**Work instructions**
Copy whichever lines contain the string "name".

**Provided records**

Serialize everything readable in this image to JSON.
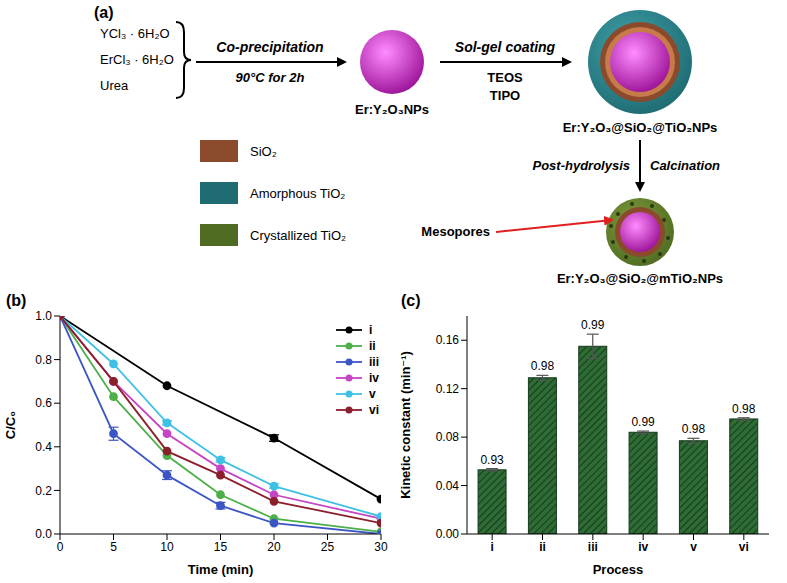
{
  "diagram": {
    "panel": "(a)",
    "reagents": [
      "YCl₃ · 6H₂O",
      "ErCl₃ · 6H₂O",
      "Urea"
    ],
    "arrows": [
      {
        "labels": [
          "Co-precipitation",
          "90°C for 2h"
        ]
      },
      {
        "labels": [
          "Sol-gel coating",
          "TEOS",
          "TIPO"
        ]
      },
      {
        "labels": [
          "Post-hydrolysis",
          "Calcination"
        ]
      }
    ],
    "particles": [
      "Er:Y₂O₃NPs",
      "Er:Y₂O₃@SiO₂@TiO₂NPs",
      "Er:Y₂O₃@SiO₂@mTiO₂NPs"
    ],
    "legend": [
      {
        "label": "SiO₂",
        "color": "#8b4a2b"
      },
      {
        "label": "Amorphous TiO₂",
        "color": "#1f6b72"
      },
      {
        "label": "Crystallized TiO₂",
        "color": "#4f6b22"
      }
    ],
    "callout": "Mesopores"
  },
  "chart_data": [
    {
      "type": "line",
      "panel": "(b)",
      "x_label": "Time (min)",
      "y_label": "C/C₀",
      "x": [
        0,
        5,
        10,
        15,
        20,
        30
      ],
      "series": [
        {
          "name": "i",
          "color": "#000000",
          "x": [
            0,
            10,
            20,
            30
          ],
          "values": [
            1,
            0.68,
            0.44,
            0.16
          ],
          "errors": [
            0,
            0,
            0.015,
            0
          ]
        },
        {
          "name": "ii",
          "color": "#4daf4a",
          "values": [
            1,
            0.63,
            0.36,
            0.18,
            0.07,
            0.01
          ]
        },
        {
          "name": "iii",
          "color": "#3b55c4",
          "values": [
            1,
            0.46,
            0.27,
            0.13,
            0.05,
            0.0
          ],
          "errors": [
            0,
            0.03,
            0.02,
            0.015,
            0,
            0
          ]
        },
        {
          "name": "iv",
          "color": "#c545c5",
          "values": [
            1,
            0.7,
            0.46,
            0.3,
            0.18,
            0.07
          ]
        },
        {
          "name": "v",
          "color": "#3fc1e6",
          "values": [
            1,
            0.78,
            0.51,
            0.34,
            0.22,
            0.08
          ],
          "errors": [
            0,
            0,
            0.01,
            0.01,
            0.01,
            0
          ]
        },
        {
          "name": "vi",
          "color": "#8b1f2b",
          "values": [
            1,
            0.7,
            0.38,
            0.27,
            0.15,
            0.05
          ]
        }
      ],
      "xlim": [
        0,
        30
      ],
      "xticks": [
        0,
        5,
        10,
        15,
        20,
        25,
        30
      ],
      "ylim": [
        0,
        1
      ],
      "yticks": [
        {
          "value": 0,
          "label": "0.0"
        },
        {
          "value": 0.2,
          "label": "0.2"
        },
        {
          "value": 0.4,
          "label": "0.4"
        },
        {
          "value": 0.6,
          "label": "0.6"
        },
        {
          "value": 0.8,
          "label": "0.8"
        },
        {
          "value": 1,
          "label": "1.0"
        }
      ],
      "marker": "circle",
      "legend": "upper right",
      "grid": false
    },
    {
      "type": "bar",
      "panel": "(c)",
      "x_label": "Process",
      "y_label": "Kinetic constant (min⁻¹)",
      "categories": [
        "i",
        "ii",
        "iii",
        "iv",
        "v",
        "vi"
      ],
      "values": [
        0.053,
        0.129,
        0.155,
        0.084,
        0.077,
        0.095
      ],
      "errors": [
        0.001,
        0.002,
        0.01,
        0.001,
        0.002,
        0.001
      ],
      "r_squared": [
        0.93,
        0.98,
        0.99,
        0.99,
        0.98,
        0.98
      ],
      "color": "#2e6b35",
      "ylim": [
        0,
        0.18
      ],
      "yticks": [
        {
          "value": 0,
          "label": "0.00"
        },
        {
          "value": 0.04,
          "label": "0.04"
        },
        {
          "value": 0.08,
          "label": "0.08"
        },
        {
          "value": 0.12,
          "label": "0.12"
        },
        {
          "value": 0.16,
          "label": "0.16"
        }
      ],
      "grid": false
    }
  ]
}
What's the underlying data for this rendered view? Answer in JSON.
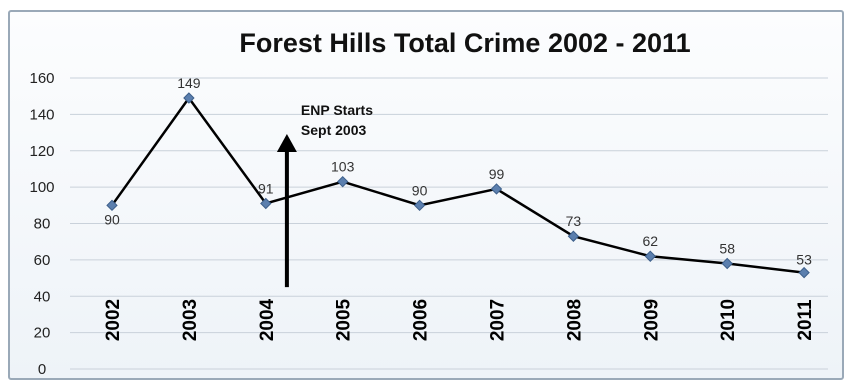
{
  "chart_data": {
    "type": "line",
    "title": "Forest Hills Total Crime 2002 - 2011",
    "categories": [
      "2002",
      "2003",
      "2004",
      "2005",
      "2006",
      "2007",
      "2008",
      "2009",
      "2010",
      "2011"
    ],
    "values": [
      90,
      149,
      91,
      103,
      90,
      99,
      73,
      62,
      58,
      53
    ],
    "ylim": [
      0,
      160
    ],
    "yticks": [
      0,
      20,
      40,
      60,
      80,
      100,
      120,
      140,
      160
    ],
    "grid": true,
    "legend": "none",
    "line_color": "#000000",
    "marker_color": "#5b7fae",
    "annotations": [
      {
        "text_lines": [
          "ENP Starts",
          "Sept 2003"
        ],
        "arrow_category": "2003",
        "arrow_from_value": 45,
        "arrow_to_value": 127
      }
    ]
  }
}
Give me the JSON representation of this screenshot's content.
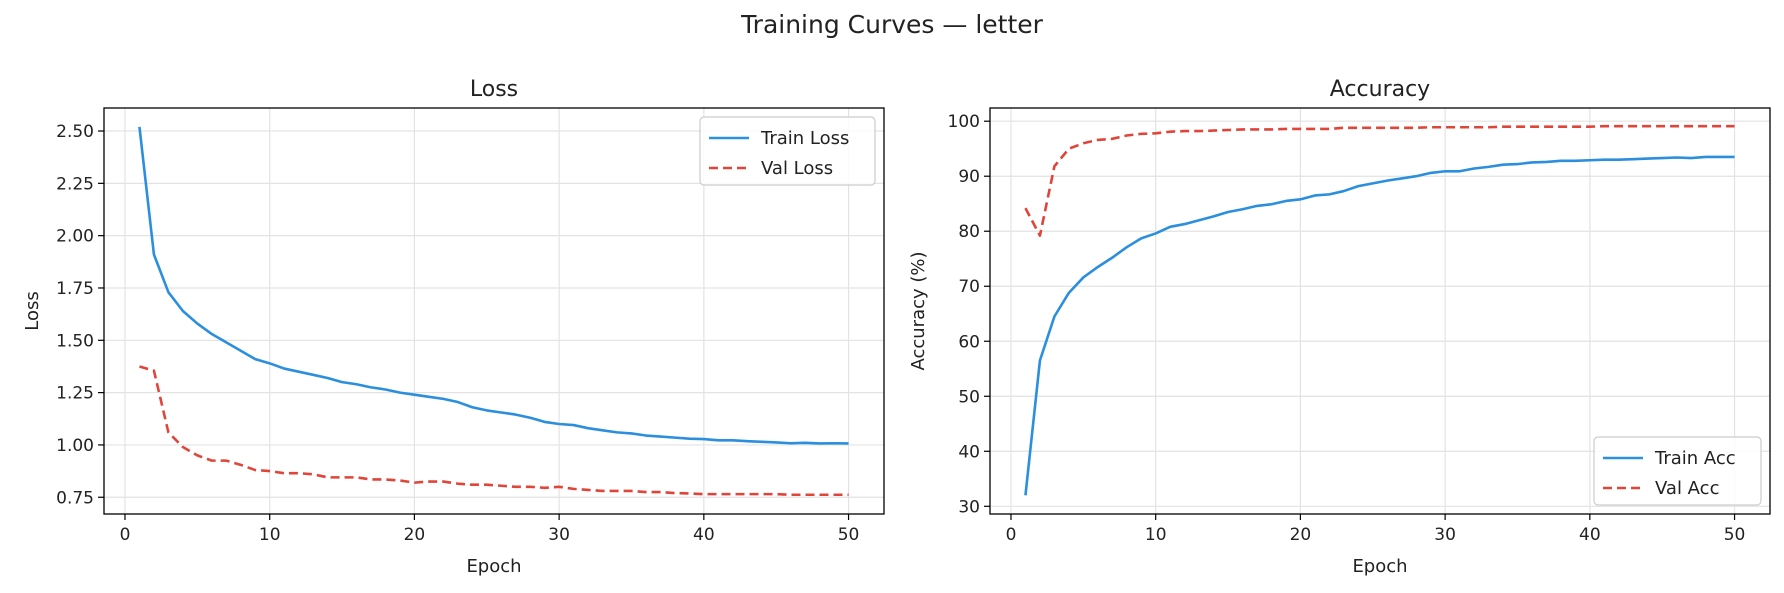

**Final result**
          "name": "i",
          "name": "ii",
          "name": "iii",
          "name": "iv",
          "name": "v",
          "name": "vi",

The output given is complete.